WORK TO DO:
Repeat the whole listing below, word for word.

DATA:
::::

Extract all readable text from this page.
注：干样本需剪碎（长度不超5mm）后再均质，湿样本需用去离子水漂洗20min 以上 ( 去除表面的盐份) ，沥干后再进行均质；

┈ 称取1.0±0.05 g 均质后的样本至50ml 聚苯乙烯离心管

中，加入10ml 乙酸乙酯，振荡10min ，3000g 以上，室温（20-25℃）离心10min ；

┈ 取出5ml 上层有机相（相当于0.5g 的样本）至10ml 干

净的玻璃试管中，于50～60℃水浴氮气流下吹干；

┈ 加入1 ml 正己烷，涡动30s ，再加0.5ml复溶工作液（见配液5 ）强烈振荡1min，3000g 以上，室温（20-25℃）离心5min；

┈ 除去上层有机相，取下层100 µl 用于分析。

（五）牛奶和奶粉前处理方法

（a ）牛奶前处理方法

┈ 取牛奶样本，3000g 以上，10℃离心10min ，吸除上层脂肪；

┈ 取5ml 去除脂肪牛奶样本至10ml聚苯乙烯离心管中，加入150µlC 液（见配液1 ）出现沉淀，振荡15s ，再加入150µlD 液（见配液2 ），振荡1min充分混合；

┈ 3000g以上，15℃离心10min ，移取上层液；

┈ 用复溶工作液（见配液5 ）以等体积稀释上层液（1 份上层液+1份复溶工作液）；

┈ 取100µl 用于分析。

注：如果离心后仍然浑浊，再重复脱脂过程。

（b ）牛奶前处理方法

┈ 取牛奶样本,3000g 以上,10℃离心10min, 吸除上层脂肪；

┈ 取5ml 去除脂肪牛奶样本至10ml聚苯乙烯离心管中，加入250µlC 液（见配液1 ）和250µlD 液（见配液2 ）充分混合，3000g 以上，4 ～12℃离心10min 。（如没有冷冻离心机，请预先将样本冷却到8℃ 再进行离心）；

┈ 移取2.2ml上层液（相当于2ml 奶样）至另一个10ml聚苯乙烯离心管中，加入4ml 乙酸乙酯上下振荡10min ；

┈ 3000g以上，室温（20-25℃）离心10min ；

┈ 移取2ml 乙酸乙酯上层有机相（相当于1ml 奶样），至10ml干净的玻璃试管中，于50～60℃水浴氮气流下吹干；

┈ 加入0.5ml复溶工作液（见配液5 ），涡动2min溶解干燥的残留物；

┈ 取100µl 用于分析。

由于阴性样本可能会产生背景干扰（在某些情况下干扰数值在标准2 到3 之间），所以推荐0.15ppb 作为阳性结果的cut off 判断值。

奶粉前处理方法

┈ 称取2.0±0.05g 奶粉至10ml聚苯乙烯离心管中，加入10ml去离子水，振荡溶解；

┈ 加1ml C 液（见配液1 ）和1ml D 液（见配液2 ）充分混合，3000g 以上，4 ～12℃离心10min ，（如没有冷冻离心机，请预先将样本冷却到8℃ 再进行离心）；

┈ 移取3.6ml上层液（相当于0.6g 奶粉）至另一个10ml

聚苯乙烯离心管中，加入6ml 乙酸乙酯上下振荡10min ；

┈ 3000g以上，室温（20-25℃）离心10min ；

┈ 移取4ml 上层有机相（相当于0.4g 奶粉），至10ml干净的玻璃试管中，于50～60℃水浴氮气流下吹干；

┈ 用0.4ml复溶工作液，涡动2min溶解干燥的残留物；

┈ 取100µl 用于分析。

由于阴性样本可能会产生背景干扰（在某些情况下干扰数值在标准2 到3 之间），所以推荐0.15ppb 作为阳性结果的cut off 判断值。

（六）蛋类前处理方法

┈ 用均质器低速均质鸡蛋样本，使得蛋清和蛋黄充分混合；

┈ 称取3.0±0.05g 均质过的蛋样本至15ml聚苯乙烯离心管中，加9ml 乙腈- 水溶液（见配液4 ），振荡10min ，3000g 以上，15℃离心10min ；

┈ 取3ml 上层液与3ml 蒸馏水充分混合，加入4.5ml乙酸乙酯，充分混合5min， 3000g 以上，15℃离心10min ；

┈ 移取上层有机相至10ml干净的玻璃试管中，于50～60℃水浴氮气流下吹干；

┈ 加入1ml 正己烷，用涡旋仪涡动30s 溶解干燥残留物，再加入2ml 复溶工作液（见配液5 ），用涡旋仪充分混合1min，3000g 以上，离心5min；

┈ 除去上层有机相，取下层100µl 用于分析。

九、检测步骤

::::

RESULT OF THE TASK:
Extract all readable text from this page.
注：干样本需剪碎（长度不超5mm）后再均质，湿样本需用去离子水漂洗20min 以上 ( 去除表面的盐份) ，沥干后再进行均质；

┈ 称取1.0±0.05 g 均质后的样本至50ml 聚苯乙烯离心管

中，加入10ml 乙酸乙酯，振荡10min ，3000g 以上，室温（20-25℃）离心10min ；

┈ 取出5ml 上层有机相（相当于0.5g 的样本）至10ml 干

净的玻璃试管中，于50～60℃水浴氮气流下吹干；

┈ 加入1 ml 正己烷，涡动30s ，再加0.5ml复溶工作液（见配液5 ）强烈振荡1min，3000g 以上，室温（20-25℃）离心5min；

┈ 除去上层有机相，取下层100 µl 用于分析。

（五）牛奶和奶粉前处理方法

（a ）牛奶前处理方法

┈ 取牛奶样本，3000g 以上，10℃离心10min ，吸除上层脂肪；

┈ 取5ml 去除脂肪牛奶样本至10ml聚苯乙烯离心管中，加入150µlC 液（见配液1 ）出现沉淀，振荡15s ，再加入150µlD 液（见配液2 ），振荡1min充分混合；

┈ 3000g以上，15℃离心10min ，移取上层液；

┈ 用复溶工作液（见配液5 ）以等体积稀释上层液（1 份上层液+1份复溶工作液）；

┈ 取100µl 用于分析。

注：如果离心后仍然浑浊，再重复脱脂过程。

（b ）牛奶前处理方法

┈ 取牛奶样本,3000g 以上,10℃离心10min, 吸除上层脂肪；

┈ 取5ml 去除脂肪牛奶样本至10ml聚苯乙烯离心管中，加入250µlC 液（见配液1 ）和250µlD 液（见配液2 ）充分混合，3000g 以上，4 ～12℃离心10min 。（如没有冷冻离心机，请预先将样本冷却到8℃ 再进行离心）；

┈ 移取2.2ml上层液（相当于2ml 奶样）至另一个10ml聚苯乙烯离心管中，加入4ml 乙酸乙酯上下振荡10min ；

┈ 3000g以上，室温（20-25℃）离心10min ；

┈ 移取2ml 乙酸乙酯上层有机相（相当于1ml 奶样），至10ml干净的玻璃试管中，于50～60℃水浴氮气流下吹干；

┈ 加入0.5ml复溶工作液（见配液5 ），涡动2min溶解干燥的残留物；

┈ 取100µl 用于分析。

由于阴性样本可能会产生背景干扰（在某些情况下干扰数值在标准2 到3 之间），所以推荐0.15ppb 作为阳性结果的cut off 判断值。

奶粉前处理方法

┈ 称取2.0±0.05g 奶粉至10ml聚苯乙烯离心管中，加入10ml去离子水，振荡溶解；

┈ 加1ml C 液（见配液1 ）和1ml D 液（见配液2 ）充分混合，3000g 以上，4 ～12℃离心10min ，（如没有冷冻离心机，请预先将样本冷却到8℃ 再进行离心）；

┈ 移取3.6ml上层液（相当于0.6g 奶粉）至另一个10ml

聚苯乙烯离心管中，加入6ml 乙酸乙酯上下振荡10min ；

┈ 3000g以上，室温（20-25℃）离心10min ；

┈ 移取4ml 上层有机相（相当于0.4g 奶粉），至10ml干净的玻璃试管中，于50～60℃水浴氮气流下吹干；

┈ 用0.4ml复溶工作液，涡动2min溶解干燥的残留物；

┈ 取100µl 用于分析。

由于阴性样本可能会产生背景干扰（在某些情况下干扰数值在标准2 到3 之间），所以推荐0.15ppb 作为阳性结果的cut off 判断值。

（六）蛋类前处理方法

┈ 用均质器低速均质鸡蛋样本，使得蛋清和蛋黄充分混合；

┈ 称取3.0±0.05g 均质过的蛋样本至15ml聚苯乙烯离心管中，加9ml 乙腈- 水溶液（见配液4 ），振荡10min ，3000g 以上，15℃离心10min ；

┈ 取3ml 上层液与3ml 蒸馏水充分混合，加入4.5ml乙酸乙酯，充分混合5min， 3000g 以上，15℃离心10min ；

┈ 移取上层有机相至10ml干净的玻璃试管中，于50～60℃水浴氮气流下吹干；

┈ 加入1ml 正己烷，用涡旋仪涡动30s 溶解干燥残留物，再加入2ml 复溶工作液（见配液5 ），用涡旋仪充分混合1min，3000g 以上，离心5min；

┈ 除去上层有机相，取下层100µl 用于分析。

九、检测步骤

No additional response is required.